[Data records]
§ §

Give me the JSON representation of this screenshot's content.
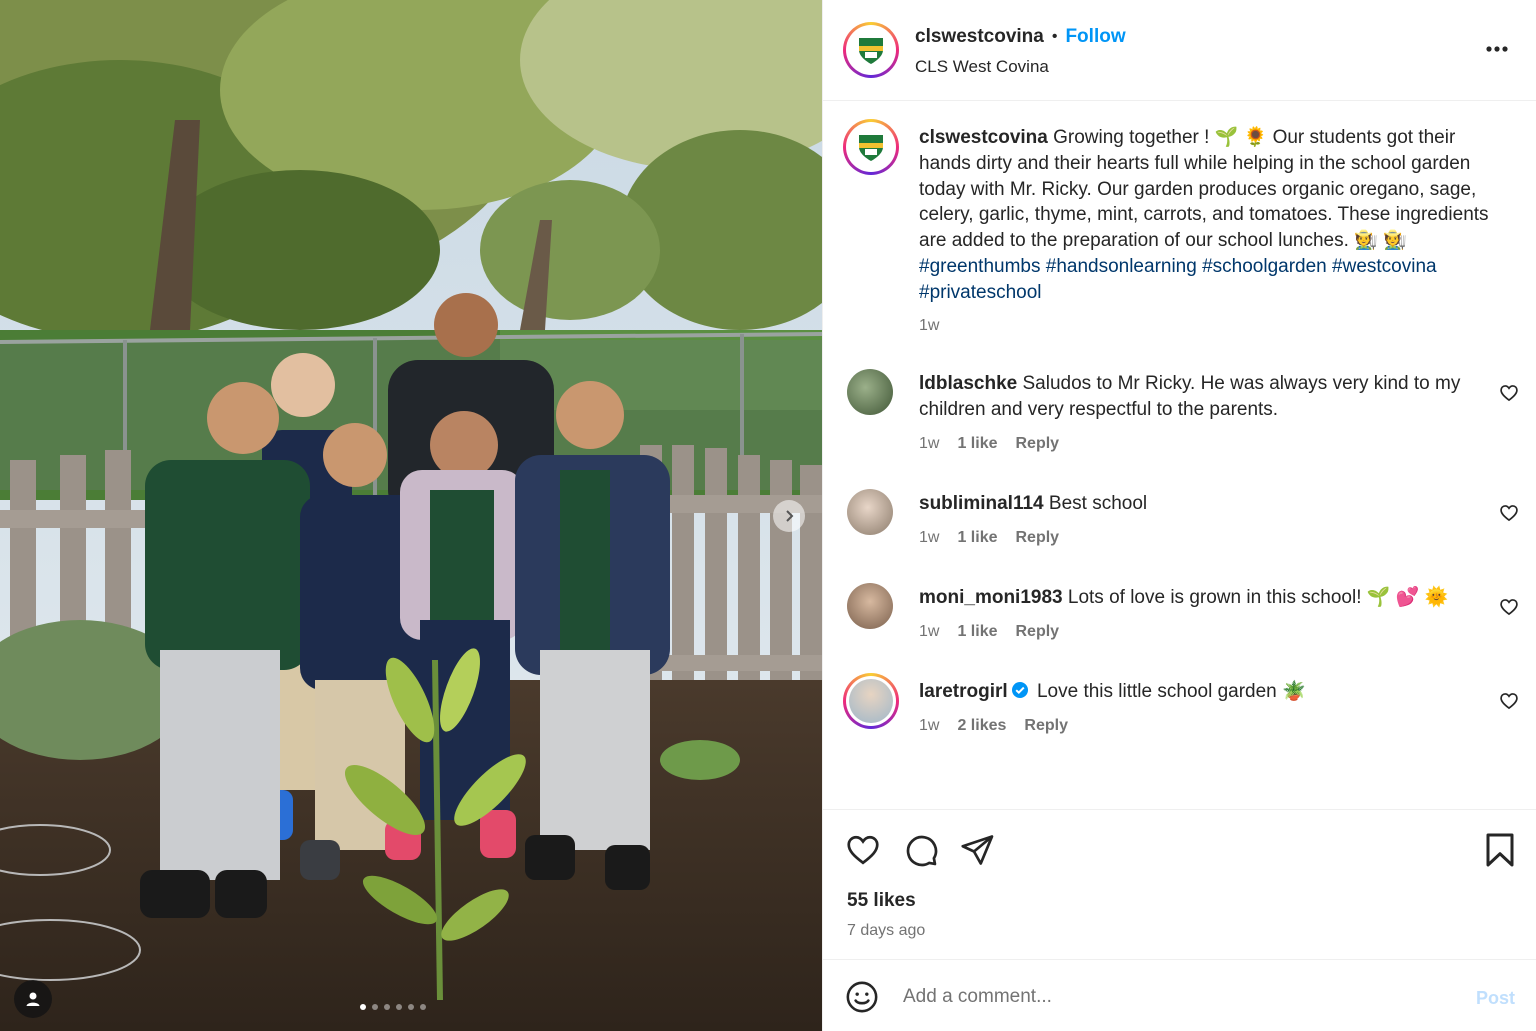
{
  "post": {
    "username": "clswestcovina",
    "bullet": "•",
    "follow_label": "Follow",
    "location": "CLS West Covina",
    "more_label": "More options"
  },
  "caption": {
    "username": "clswestcovina",
    "text_1": "Growing together ! 🌱 🌻 Our students got their hands dirty and their hearts full while helping in the school garden today with Mr. Ricky. Our garden produces organic oregano, sage, celery, garlic, thyme, mint, carrots, and tomatoes. These ingredients are added to the preparation of our school lunches. 🧑‍🌾 🧑‍🌾 ",
    "hashtags": "#greenthumbs #handsonlearning #schoolgarden #westcovina #privateschool",
    "time": "1w"
  },
  "comments": [
    {
      "username": "ldblaschke",
      "text": "Saludos to Mr Ricky. He was always very kind to my children and very respectful to the parents.",
      "time": "1w",
      "likes": "1 like",
      "reply": "Reply",
      "verified": false
    },
    {
      "username": "subliminal114",
      "text": "Best school",
      "time": "1w",
      "likes": "1 like",
      "reply": "Reply",
      "verified": false
    },
    {
      "username": "moni_moni1983",
      "text": "Lots of love is grown in this school! 🌱 💕 🌞",
      "time": "1w",
      "likes": "1 like",
      "reply": "Reply",
      "verified": false
    },
    {
      "username": "laretrogirl",
      "text": "Love this little school garden 🪴",
      "time": "1w",
      "likes": "2 likes",
      "reply": "Reply",
      "verified": true
    }
  ],
  "engagement": {
    "likes": "55 likes",
    "posted": "7 days ago"
  },
  "composer": {
    "placeholder": "Add a comment...",
    "post_label": "Post"
  },
  "icons": {
    "like": "heart-icon",
    "comment": "comment-bubble-icon",
    "share": "paper-plane-icon",
    "save": "bookmark-icon",
    "emoji": "smiley-icon",
    "more": "ellipsis-icon",
    "next": "chevron-right-icon",
    "tag": "user-tag-icon"
  },
  "colors": {
    "link": "#0095f6",
    "hashtag": "#00376b",
    "muted": "#737373",
    "uniform_green": "#1f4d33",
    "uniform_navy": "#1c2a4a"
  },
  "carousel": {
    "slides": 6,
    "active": 1
  }
}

§ §

* **YOUR GOAL**: Every entry above is to be set down exactly; the pictures are to be left out.

* **TASK ANSWER**:
Give me the JSON representation of this screenshot's content.
{
  "post": {
    "username": "clswestcovina",
    "bullet": "•",
    "follow_label": "Follow",
    "location": "CLS West Covina",
    "more_label": "More options"
  },
  "caption": {
    "username": "clswestcovina",
    "text_1": "Growing together ! 🌱 🌻 Our students got their hands dirty and their hearts full while helping in the school garden today with Mr. Ricky. Our garden produces organic oregano, sage, celery, garlic, thyme, mint, carrots, and tomatoes. These ingredients are added to the preparation of our school lunches. 🧑‍🌾 🧑‍🌾 ",
    "hashtags": "#greenthumbs #handsonlearning #schoolgarden #westcovina #privateschool",
    "time": "1w"
  },
  "comments": [
    {
      "username": "ldblaschke",
      "text": "Saludos to Mr Ricky. He was always very kind to my children and very respectful to the parents.",
      "time": "1w",
      "likes": "1 like",
      "reply": "Reply",
      "verified": false
    },
    {
      "username": "subliminal114",
      "text": "Best school",
      "time": "1w",
      "likes": "1 like",
      "reply": "Reply",
      "verified": false
    },
    {
      "username": "moni_moni1983",
      "text": "Lots of love is grown in this school! 🌱 💕 🌞",
      "time": "1w",
      "likes": "1 like",
      "reply": "Reply",
      "verified": false
    },
    {
      "username": "laretrogirl",
      "text": "Love this little school garden 🪴",
      "time": "1w",
      "likes": "2 likes",
      "reply": "Reply",
      "verified": true
    }
  ],
  "engagement": {
    "likes": "55 likes",
    "posted": "7 days ago"
  },
  "composer": {
    "placeholder": "Add a comment...",
    "post_label": "Post"
  },
  "icons": {
    "like": "heart-icon",
    "comment": "comment-bubble-icon",
    "share": "paper-plane-icon",
    "save": "bookmark-icon",
    "emoji": "smiley-icon",
    "more": "ellipsis-icon",
    "next": "chevron-right-icon",
    "tag": "user-tag-icon"
  },
  "colors": {
    "link": "#0095f6",
    "hashtag": "#00376b",
    "muted": "#737373",
    "uniform_green": "#1f4d33",
    "uniform_navy": "#1c2a4a"
  },
  "carousel": {
    "slides": 6,
    "active": 1
  }
}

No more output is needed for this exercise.